_TASK DETAILS_
Give the data a second time, exactly and in full.

--

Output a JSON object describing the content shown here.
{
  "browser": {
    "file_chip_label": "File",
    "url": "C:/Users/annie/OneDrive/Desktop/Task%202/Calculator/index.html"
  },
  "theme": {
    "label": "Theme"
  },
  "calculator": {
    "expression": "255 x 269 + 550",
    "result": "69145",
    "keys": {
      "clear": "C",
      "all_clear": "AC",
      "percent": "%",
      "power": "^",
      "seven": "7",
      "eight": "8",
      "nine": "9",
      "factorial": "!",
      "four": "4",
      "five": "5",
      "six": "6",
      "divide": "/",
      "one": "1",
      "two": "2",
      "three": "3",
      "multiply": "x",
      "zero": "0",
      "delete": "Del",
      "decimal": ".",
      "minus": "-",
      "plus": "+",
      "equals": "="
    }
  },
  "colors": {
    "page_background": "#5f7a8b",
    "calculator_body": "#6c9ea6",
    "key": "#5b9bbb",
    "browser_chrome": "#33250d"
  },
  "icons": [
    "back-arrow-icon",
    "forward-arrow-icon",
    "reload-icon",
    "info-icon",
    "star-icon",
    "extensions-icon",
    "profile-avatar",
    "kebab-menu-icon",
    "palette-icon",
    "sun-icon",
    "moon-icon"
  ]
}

--

_RESPONSE_
Output a JSON object describing the content shown here.
{
  "browser": {
    "file_chip_label": "File",
    "url": "C:/Users/annie/OneDrive/Desktop/Task%202/Calculator/index.html"
  },
  "theme": {
    "label": "Theme"
  },
  "calculator": {
    "expression": "255 x 269 + 550",
    "result": "69145",
    "keys": {
      "clear": "C",
      "all_clear": "AC",
      "percent": "%",
      "power": "^",
      "seven": "7",
      "eight": "8",
      "nine": "9",
      "factorial": "!",
      "four": "4",
      "five": "5",
      "six": "6",
      "divide": "/",
      "one": "1",
      "two": "2",
      "three": "3",
      "multiply": "x",
      "zero": "0",
      "delete": "Del",
      "decimal": ".",
      "minus": "-",
      "plus": "+",
      "equals": "="
    }
  },
  "colors": {
    "page_background": "#5f7a8b",
    "calculator_body": "#6c9ea6",
    "key": "#5b9bbb",
    "browser_chrome": "#33250d"
  },
  "icons": [
    "back-arrow-icon",
    "forward-arrow-icon",
    "reload-icon",
    "info-icon",
    "star-icon",
    "extensions-icon",
    "profile-avatar",
    "kebab-menu-icon",
    "palette-icon",
    "sun-icon",
    "moon-icon"
  ]
}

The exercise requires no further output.